▶ **WORK INSTRUCTIONS**: Output the full listing below exactly, without the pictures.

◇ ◇ ◇

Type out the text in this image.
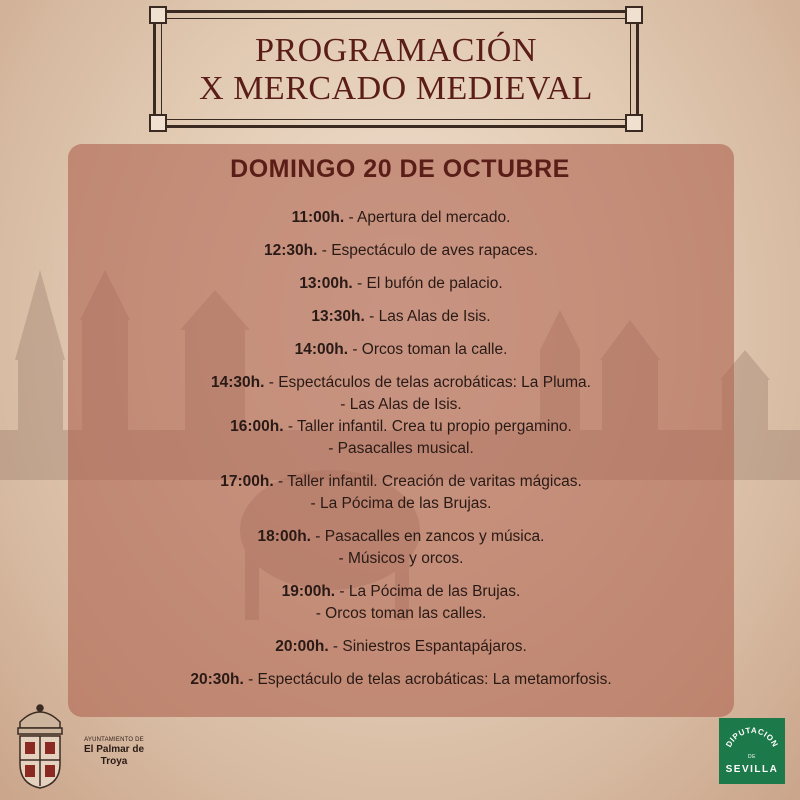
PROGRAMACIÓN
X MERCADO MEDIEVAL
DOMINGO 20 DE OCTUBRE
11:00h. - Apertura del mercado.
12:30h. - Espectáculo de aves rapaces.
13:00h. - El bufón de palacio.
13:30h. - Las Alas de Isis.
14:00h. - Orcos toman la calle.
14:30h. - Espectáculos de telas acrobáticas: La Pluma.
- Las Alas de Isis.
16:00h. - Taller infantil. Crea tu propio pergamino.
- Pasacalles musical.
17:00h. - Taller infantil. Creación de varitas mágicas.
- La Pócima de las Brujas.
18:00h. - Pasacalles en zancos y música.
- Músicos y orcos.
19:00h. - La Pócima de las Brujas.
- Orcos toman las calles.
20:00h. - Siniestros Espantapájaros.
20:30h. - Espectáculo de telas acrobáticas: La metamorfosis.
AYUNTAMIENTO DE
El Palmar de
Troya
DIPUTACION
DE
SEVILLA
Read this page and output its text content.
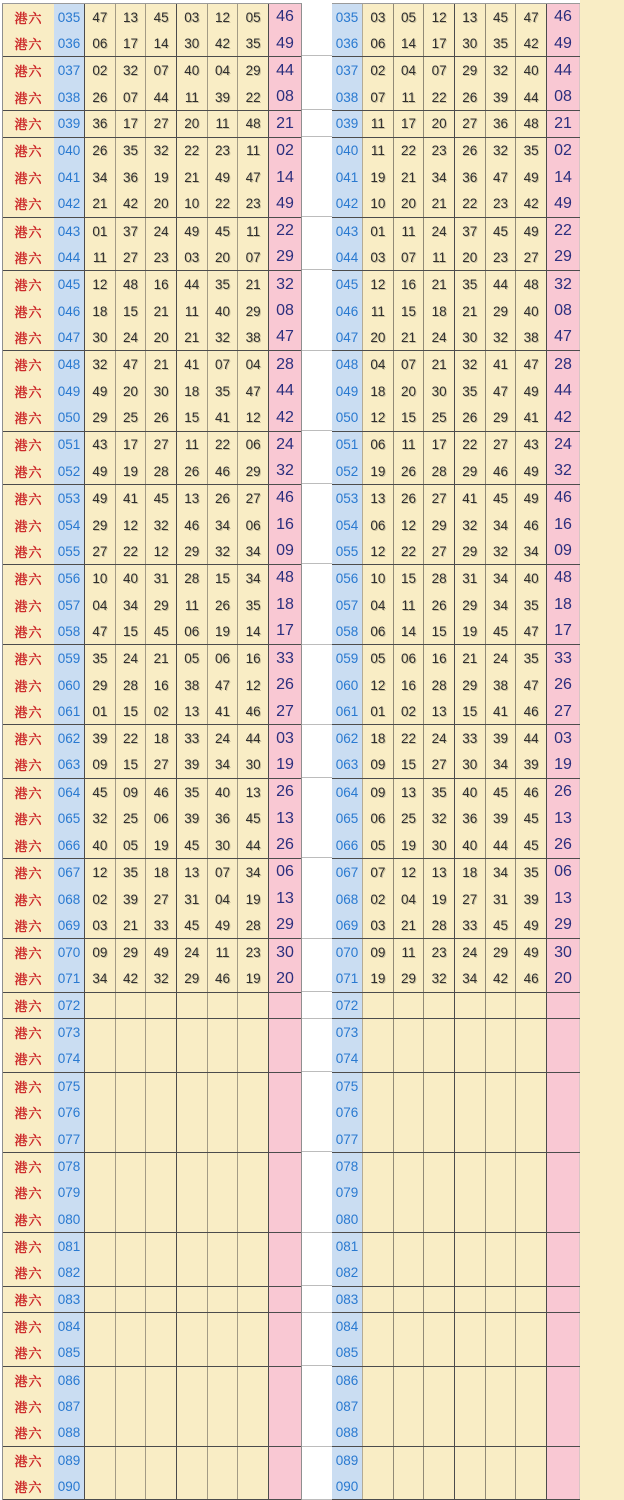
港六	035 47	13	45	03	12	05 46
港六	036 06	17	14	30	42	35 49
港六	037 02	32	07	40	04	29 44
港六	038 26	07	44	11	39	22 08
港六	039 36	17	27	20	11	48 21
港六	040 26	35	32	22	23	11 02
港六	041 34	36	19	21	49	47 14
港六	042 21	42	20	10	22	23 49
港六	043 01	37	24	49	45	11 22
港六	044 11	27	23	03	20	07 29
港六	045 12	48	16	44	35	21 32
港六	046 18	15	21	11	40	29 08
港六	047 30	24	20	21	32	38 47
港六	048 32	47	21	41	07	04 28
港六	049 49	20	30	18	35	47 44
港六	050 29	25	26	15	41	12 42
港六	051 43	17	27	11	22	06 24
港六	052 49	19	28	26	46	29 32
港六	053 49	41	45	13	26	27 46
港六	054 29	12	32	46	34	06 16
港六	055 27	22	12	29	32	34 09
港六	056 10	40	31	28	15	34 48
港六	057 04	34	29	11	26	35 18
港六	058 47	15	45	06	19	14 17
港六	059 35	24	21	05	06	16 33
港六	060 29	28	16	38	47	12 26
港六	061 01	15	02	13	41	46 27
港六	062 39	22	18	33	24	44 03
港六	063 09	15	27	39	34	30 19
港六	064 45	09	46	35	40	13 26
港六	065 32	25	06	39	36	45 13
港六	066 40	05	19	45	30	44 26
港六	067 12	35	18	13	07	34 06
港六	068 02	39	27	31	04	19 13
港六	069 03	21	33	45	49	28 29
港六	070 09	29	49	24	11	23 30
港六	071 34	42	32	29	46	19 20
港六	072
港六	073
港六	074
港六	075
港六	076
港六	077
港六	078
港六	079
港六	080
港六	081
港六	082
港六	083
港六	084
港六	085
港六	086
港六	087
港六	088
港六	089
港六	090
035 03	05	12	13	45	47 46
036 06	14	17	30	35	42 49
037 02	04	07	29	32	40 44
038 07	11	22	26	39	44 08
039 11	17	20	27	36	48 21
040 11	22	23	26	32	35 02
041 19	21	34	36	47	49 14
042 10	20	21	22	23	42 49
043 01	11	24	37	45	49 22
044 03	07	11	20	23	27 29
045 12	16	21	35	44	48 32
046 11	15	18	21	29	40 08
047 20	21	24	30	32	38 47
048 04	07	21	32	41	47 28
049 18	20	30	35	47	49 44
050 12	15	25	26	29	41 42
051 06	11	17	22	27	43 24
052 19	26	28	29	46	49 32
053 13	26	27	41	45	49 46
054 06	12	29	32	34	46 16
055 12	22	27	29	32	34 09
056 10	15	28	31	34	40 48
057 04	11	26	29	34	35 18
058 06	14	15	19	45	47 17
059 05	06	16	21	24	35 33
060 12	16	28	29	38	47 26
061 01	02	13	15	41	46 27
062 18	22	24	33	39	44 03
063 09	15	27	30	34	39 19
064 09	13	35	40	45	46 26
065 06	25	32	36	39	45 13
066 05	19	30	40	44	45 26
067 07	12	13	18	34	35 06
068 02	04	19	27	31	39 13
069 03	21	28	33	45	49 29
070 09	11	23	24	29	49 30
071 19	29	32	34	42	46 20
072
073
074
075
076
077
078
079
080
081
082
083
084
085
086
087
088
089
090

◇ ◇ ◇

▶ **THE SOLUTION**:
Type out the text in this image.
PROGRAMACIÓN
X MERCADO MEDIEVAL
DOMINGO 20 DE OCTUBRE
11:00h. - Apertura del mercado.
12:30h. - Espectáculo de aves rapaces.
13:00h. - El bufón de palacio.
13:30h. - Las Alas de Isis.
14:00h. - Orcos toman la calle.
14:30h. - Espectáculos de telas acrobáticas: La Pluma.
- Las Alas de Isis.
16:00h. - Taller infantil. Crea tu propio pergamino.
- Pasacalles musical.
17:00h. - Taller infantil. Creación de varitas mágicas.
- La Pócima de las Brujas.
18:00h. - Pasacalles en zancos y música.
- Músicos y orcos.
19:00h. - La Pócima de las Brujas.
- Orcos toman las calles.
20:00h. - Siniestros Espantapájaros.
20:30h. - Espectáculo de telas acrobáticas: La metamorfosis.
AYUNTAMIENTO DE
El Palmar de
Troya
DIPUTACION
DE
SEVILLA
Read this page and output its text content.
港六	035 47	13	45	03	12	05 46
港六	036 06	17	14	30	42	35 49
港六	037 02	32	07	40	04	29 44
港六	038 26	07	44	11	39	22 08
港六	039 36	17	27	20	11	48 21
港六	040 26	35	32	22	23	11 02
港六	041 34	36	19	21	49	47 14
港六	042 21	42	20	10	22	23 49
港六	043 01	37	24	49	45	11 22
港六	044 11	27	23	03	20	07 29
港六	045 12	48	16	44	35	21 32
港六	046 18	15	21	11	40	29 08
港六	047 30	24	20	21	32	38 47
港六	048 32	47	21	41	07	04 28
港六	049 49	20	30	18	35	47 44
港六	050 29	25	26	15	41	12 42
港六	051 43	17	27	11	22	06 24
港六	052 49	19	28	26	46	29 32
港六	053 49	41	45	13	26	27 46
港六	054 29	12	32	46	34	06 16
港六	055 27	22	12	29	32	34 09
港六	056 10	40	31	28	15	34 48
港六	057 04	34	29	11	26	35 18
港六	058 47	15	45	06	19	14 17
港六	059 35	24	21	05	06	16 33
港六	060 29	28	16	38	47	12 26
港六	061 01	15	02	13	41	46 27
港六	062 39	22	18	33	24	44 03
港六	063 09	15	27	39	34	30 19
港六	064 45	09	46	35	40	13 26
港六	065 32	25	06	39	36	45 13
港六	066 40	05	19	45	30	44 26
港六	067 12	35	18	13	07	34 06
港六	068 02	39	27	31	04	19 13
港六	069 03	21	33	45	49	28 29
港六	070 09	29	49	24	11	23 30
港六	071 34	42	32	29	46	19 20
港六	072
港六	073
港六	074
港六	075
港六	076
港六	077
港六	078
港六	079
港六	080
港六	081
港六	082
港六	083
港六	084
港六	085
港六	086
港六	087
港六	088
港六	089
港六	090
035 03	05	12	13	45	47 46
036 06	14	17	30	35	42 49
037 02	04	07	29	32	40 44
038 07	11	22	26	39	44 08
039 11	17	20	27	36	48 21
040 11	22	23	26	32	35 02
041 19	21	34	36	47	49 14
042 10	20	21	22	23	42 49
043 01	11	24	37	45	49 22
044 03	07	11	20	23	27 29
045 12	16	21	35	44	48 32
046 11	15	18	21	29	40 08
047 20	21	24	30	32	38 47
048 04	07	21	32	41	47 28
049 18	20	30	35	47	49 44
050 12	15	25	26	29	41 42
051 06	11	17	22	27	43 24
052 19	26	28	29	46	49 32
053 13	26	27	41	45	49 46
054 06	12	29	32	34	46 16
055 12	22	27	29	32	34 09
056 10	15	28	31	34	40 48
057 04	11	26	29	34	35 18
058 06	14	15	19	45	47 17
059 05	06	16	21	24	35 33
060 12	16	28	29	38	47 26
061 01	02	13	15	41	46 27
062 18	22	24	33	39	44 03
063 09	15	27	30	34	39 19
064 09	13	35	40	45	46 26
065 06	25	32	36	39	45 13
066 05	19	30	40	44	45 26
067 07	12	13	18	34	35 06
068 02	04	19	27	31	39 13
069 03	21	28	33	45	49 29
070 09	11	23	24	29	49 30
071 19	29	32	34	42	46 20
072
073
074
075
076
077
078
079
080
081
082
083
084
085
086
087
088
089
090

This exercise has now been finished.